Begin LISTING

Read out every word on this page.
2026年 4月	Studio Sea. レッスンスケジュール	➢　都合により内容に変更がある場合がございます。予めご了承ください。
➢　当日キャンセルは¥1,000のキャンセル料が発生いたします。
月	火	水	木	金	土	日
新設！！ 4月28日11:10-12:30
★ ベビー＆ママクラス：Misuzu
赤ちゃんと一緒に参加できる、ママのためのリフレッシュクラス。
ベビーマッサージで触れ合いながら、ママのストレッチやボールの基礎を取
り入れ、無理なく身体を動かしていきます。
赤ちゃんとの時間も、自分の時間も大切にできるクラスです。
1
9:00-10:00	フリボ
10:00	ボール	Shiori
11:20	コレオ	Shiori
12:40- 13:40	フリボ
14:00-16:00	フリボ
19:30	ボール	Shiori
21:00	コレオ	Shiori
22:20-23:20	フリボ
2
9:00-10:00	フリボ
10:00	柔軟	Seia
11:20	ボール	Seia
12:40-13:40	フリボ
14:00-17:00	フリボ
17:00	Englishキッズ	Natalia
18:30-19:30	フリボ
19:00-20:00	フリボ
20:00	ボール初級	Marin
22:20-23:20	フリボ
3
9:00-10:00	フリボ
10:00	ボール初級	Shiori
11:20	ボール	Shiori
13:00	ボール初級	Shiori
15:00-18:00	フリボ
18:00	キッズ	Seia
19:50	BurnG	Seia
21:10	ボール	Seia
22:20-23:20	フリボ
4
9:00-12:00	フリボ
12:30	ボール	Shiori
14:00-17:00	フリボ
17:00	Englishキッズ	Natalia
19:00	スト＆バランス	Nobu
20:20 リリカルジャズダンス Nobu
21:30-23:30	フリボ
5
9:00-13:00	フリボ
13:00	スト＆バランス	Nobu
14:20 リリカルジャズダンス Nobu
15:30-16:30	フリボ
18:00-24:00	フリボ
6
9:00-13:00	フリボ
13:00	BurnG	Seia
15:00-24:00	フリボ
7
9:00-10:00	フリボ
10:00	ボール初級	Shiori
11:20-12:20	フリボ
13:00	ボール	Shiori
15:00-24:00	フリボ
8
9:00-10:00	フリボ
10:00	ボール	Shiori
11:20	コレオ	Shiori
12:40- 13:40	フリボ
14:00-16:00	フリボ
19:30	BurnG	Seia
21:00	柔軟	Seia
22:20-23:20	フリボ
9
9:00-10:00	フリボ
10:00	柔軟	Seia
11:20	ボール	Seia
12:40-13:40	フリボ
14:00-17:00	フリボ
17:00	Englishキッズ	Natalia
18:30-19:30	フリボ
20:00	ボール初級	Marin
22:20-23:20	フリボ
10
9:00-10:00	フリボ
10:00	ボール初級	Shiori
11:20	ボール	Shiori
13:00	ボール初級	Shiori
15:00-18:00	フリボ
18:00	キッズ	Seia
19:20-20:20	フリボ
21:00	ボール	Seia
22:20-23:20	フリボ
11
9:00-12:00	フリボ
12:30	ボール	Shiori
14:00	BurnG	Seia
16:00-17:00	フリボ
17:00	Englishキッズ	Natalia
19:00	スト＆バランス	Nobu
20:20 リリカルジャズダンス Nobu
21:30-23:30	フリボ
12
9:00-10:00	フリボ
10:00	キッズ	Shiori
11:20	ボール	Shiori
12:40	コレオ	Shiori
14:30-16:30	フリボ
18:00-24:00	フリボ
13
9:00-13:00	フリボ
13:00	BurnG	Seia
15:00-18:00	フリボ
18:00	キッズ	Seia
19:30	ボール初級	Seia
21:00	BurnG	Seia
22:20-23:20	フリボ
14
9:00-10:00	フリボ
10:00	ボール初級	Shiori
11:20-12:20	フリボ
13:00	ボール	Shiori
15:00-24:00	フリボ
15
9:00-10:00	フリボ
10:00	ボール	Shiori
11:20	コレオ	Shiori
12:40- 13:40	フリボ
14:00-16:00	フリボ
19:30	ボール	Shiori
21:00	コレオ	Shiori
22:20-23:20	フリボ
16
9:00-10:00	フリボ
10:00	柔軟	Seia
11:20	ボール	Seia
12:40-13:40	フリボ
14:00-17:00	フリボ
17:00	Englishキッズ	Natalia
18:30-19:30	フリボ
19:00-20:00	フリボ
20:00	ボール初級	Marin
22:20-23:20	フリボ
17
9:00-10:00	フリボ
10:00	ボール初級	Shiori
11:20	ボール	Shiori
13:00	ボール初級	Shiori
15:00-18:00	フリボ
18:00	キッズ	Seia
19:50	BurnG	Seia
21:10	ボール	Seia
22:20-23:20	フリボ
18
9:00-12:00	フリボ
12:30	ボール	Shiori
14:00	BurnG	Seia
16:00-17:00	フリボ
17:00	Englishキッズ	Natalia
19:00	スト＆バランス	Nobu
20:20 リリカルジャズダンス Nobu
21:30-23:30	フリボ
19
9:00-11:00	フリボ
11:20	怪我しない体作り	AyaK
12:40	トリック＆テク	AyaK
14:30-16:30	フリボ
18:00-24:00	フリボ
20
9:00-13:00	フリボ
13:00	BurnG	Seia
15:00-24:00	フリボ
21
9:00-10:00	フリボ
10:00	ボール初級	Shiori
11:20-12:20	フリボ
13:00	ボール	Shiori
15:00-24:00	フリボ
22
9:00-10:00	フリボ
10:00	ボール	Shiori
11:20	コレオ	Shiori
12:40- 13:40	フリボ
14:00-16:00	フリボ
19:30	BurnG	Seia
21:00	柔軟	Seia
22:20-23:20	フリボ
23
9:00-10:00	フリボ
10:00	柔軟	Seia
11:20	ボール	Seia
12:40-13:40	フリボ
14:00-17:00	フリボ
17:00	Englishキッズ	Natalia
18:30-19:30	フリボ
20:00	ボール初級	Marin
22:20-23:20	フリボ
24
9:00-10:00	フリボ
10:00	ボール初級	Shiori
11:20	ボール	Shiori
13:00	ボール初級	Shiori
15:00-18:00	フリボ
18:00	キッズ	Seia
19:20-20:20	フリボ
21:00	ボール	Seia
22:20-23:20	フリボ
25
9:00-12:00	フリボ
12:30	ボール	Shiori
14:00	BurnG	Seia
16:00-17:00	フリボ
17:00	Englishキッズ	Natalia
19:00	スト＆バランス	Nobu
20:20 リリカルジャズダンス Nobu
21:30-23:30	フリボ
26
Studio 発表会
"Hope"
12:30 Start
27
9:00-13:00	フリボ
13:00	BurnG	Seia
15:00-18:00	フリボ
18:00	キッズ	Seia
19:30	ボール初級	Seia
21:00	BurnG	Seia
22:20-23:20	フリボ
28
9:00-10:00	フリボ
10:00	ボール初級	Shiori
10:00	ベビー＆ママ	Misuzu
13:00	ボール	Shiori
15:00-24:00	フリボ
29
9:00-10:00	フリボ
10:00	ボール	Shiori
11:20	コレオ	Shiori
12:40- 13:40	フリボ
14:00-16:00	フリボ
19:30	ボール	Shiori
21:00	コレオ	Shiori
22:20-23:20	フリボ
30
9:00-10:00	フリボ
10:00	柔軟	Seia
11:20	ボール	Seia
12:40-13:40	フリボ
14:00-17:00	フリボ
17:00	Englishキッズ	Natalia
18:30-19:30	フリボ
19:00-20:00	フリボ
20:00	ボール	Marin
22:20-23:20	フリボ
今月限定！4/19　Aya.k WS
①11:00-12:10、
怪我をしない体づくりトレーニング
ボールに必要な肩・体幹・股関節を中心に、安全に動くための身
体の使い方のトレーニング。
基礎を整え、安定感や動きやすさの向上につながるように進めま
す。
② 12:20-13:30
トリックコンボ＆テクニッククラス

End LISTING

**DIRECTIONS FOR THIS TASK:** Restate every record exactly, leaving nothing out.

**RESPONSE TO THE EXERCISE:**
Read out every word on this page.
2026年 4月	Studio Sea. レッスンスケジュール	➢　都合により内容に変更がある場合がございます。予めご了承ください。
➢　当日キャンセルは¥1,000のキャンセル料が発生いたします。
月	火	水	木	金	土	日
新設！！ 4月28日11:10-12:30
★ ベビー＆ママクラス：Misuzu
赤ちゃんと一緒に参加できる、ママのためのリフレッシュクラス。
ベビーマッサージで触れ合いながら、ママのストレッチやボールの基礎を取
り入れ、無理なく身体を動かしていきます。
赤ちゃんとの時間も、自分の時間も大切にできるクラスです。
1
9:00-10:00	フリボ
10:00	ボール	Shiori
11:20	コレオ	Shiori
12:40- 13:40	フリボ
14:00-16:00	フリボ
19:30	ボール	Shiori
21:00	コレオ	Shiori
22:20-23:20	フリボ
2
9:00-10:00	フリボ
10:00	柔軟	Seia
11:20	ボール	Seia
12:40-13:40	フリボ
14:00-17:00	フリボ
17:00	Englishキッズ	Natalia
18:30-19:30	フリボ
19:00-20:00	フリボ
20:00	ボール初級	Marin
22:20-23:20	フリボ
3
9:00-10:00	フリボ
10:00	ボール初級	Shiori
11:20	ボール	Shiori
13:00	ボール初級	Shiori
15:00-18:00	フリボ
18:00	キッズ	Seia
19:50	BurnG	Seia
21:10	ボール	Seia
22:20-23:20	フリボ
4
9:00-12:00	フリボ
12:30	ボール	Shiori
14:00-17:00	フリボ
17:00	Englishキッズ	Natalia
19:00	スト＆バランス	Nobu
20:20 リリカルジャズダンス Nobu
21:30-23:30	フリボ
5
9:00-13:00	フリボ
13:00	スト＆バランス	Nobu
14:20 リリカルジャズダンス Nobu
15:30-16:30	フリボ
18:00-24:00	フリボ
6
9:00-13:00	フリボ
13:00	BurnG	Seia
15:00-24:00	フリボ
7
9:00-10:00	フリボ
10:00	ボール初級	Shiori
11:20-12:20	フリボ
13:00	ボール	Shiori
15:00-24:00	フリボ
8
9:00-10:00	フリボ
10:00	ボール	Shiori
11:20	コレオ	Shiori
12:40- 13:40	フリボ
14:00-16:00	フリボ
19:30	BurnG	Seia
21:00	柔軟	Seia
22:20-23:20	フリボ
9
9:00-10:00	フリボ
10:00	柔軟	Seia
11:20	ボール	Seia
12:40-13:40	フリボ
14:00-17:00	フリボ
17:00	Englishキッズ	Natalia
18:30-19:30	フリボ
20:00	ボール初級	Marin
22:20-23:20	フリボ
10
9:00-10:00	フリボ
10:00	ボール初級	Shiori
11:20	ボール	Shiori
13:00	ボール初級	Shiori
15:00-18:00	フリボ
18:00	キッズ	Seia
19:20-20:20	フリボ
21:00	ボール	Seia
22:20-23:20	フリボ
11
9:00-12:00	フリボ
12:30	ボール	Shiori
14:00	BurnG	Seia
16:00-17:00	フリボ
17:00	Englishキッズ	Natalia
19:00	スト＆バランス	Nobu
20:20 リリカルジャズダンス Nobu
21:30-23:30	フリボ
12
9:00-10:00	フリボ
10:00	キッズ	Shiori
11:20	ボール	Shiori
12:40	コレオ	Shiori
14:30-16:30	フリボ
18:00-24:00	フリボ
13
9:00-13:00	フリボ
13:00	BurnG	Seia
15:00-18:00	フリボ
18:00	キッズ	Seia
19:30	ボール初級	Seia
21:00	BurnG	Seia
22:20-23:20	フリボ
14
9:00-10:00	フリボ
10:00	ボール初級	Shiori
11:20-12:20	フリボ
13:00	ボール	Shiori
15:00-24:00	フリボ
15
9:00-10:00	フリボ
10:00	ボール	Shiori
11:20	コレオ	Shiori
12:40- 13:40	フリボ
14:00-16:00	フリボ
19:30	ボール	Shiori
21:00	コレオ	Shiori
22:20-23:20	フリボ
16
9:00-10:00	フリボ
10:00	柔軟	Seia
11:20	ボール	Seia
12:40-13:40	フリボ
14:00-17:00	フリボ
17:00	Englishキッズ	Natalia
18:30-19:30	フリボ
19:00-20:00	フリボ
20:00	ボール初級	Marin
22:20-23:20	フリボ
17
9:00-10:00	フリボ
10:00	ボール初級	Shiori
11:20	ボール	Shiori
13:00	ボール初級	Shiori
15:00-18:00	フリボ
18:00	キッズ	Seia
19:50	BurnG	Seia
21:10	ボール	Seia
22:20-23:20	フリボ
18
9:00-12:00	フリボ
12:30	ボール	Shiori
14:00	BurnG	Seia
16:00-17:00	フリボ
17:00	Englishキッズ	Natalia
19:00	スト＆バランス	Nobu
20:20 リリカルジャズダンス Nobu
21:30-23:30	フリボ
19
9:00-11:00	フリボ
11:20	怪我しない体作り	AyaK
12:40	トリック＆テク	AyaK
14:30-16:30	フリボ
18:00-24:00	フリボ
20
9:00-13:00	フリボ
13:00	BurnG	Seia
15:00-24:00	フリボ
21
9:00-10:00	フリボ
10:00	ボール初級	Shiori
11:20-12:20	フリボ
13:00	ボール	Shiori
15:00-24:00	フリボ
22
9:00-10:00	フリボ
10:00	ボール	Shiori
11:20	コレオ	Shiori
12:40- 13:40	フリボ
14:00-16:00	フリボ
19:30	BurnG	Seia
21:00	柔軟	Seia
22:20-23:20	フリボ
23
9:00-10:00	フリボ
10:00	柔軟	Seia
11:20	ボール	Seia
12:40-13:40	フリボ
14:00-17:00	フリボ
17:00	Englishキッズ	Natalia
18:30-19:30	フリボ
20:00	ボール初級	Marin
22:20-23:20	フリボ
24
9:00-10:00	フリボ
10:00	ボール初級	Shiori
11:20	ボール	Shiori
13:00	ボール初級	Shiori
15:00-18:00	フリボ
18:00	キッズ	Seia
19:20-20:20	フリボ
21:00	ボール	Seia
22:20-23:20	フリボ
25
9:00-12:00	フリボ
12:30	ボール	Shiori
14:00	BurnG	Seia
16:00-17:00	フリボ
17:00	Englishキッズ	Natalia
19:00	スト＆バランス	Nobu
20:20 リリカルジャズダンス Nobu
21:30-23:30	フリボ
26
Studio 発表会
"Hope"
12:30 Start
27
9:00-13:00	フリボ
13:00	BurnG	Seia
15:00-18:00	フリボ
18:00	キッズ	Seia
19:30	ボール初級	Seia
21:00	BurnG	Seia
22:20-23:20	フリボ
28
9:00-10:00	フリボ
10:00	ボール初級	Shiori
10:00	ベビー＆ママ	Misuzu
13:00	ボール	Shiori
15:00-24:00	フリボ
29
9:00-10:00	フリボ
10:00	ボール	Shiori
11:20	コレオ	Shiori
12:40- 13:40	フリボ
14:00-16:00	フリボ
19:30	ボール	Shiori
21:00	コレオ	Shiori
22:20-23:20	フリボ
30
9:00-10:00	フリボ
10:00	柔軟	Seia
11:20	ボール	Seia
12:40-13:40	フリボ
14:00-17:00	フリボ
17:00	Englishキッズ	Natalia
18:30-19:30	フリボ
19:00-20:00	フリボ
20:00	ボール	Marin
22:20-23:20	フリボ
今月限定！4/19　Aya.k WS
①11:00-12:10、
怪我をしない体づくりトレーニング
ボールに必要な肩・体幹・股関節を中心に、安全に動くための身
体の使い方のトレーニング。
基礎を整え、安定感や動きやすさの向上につながるように進めま
す。
② 12:20-13:30
トリックコンボ＆テクニッククラス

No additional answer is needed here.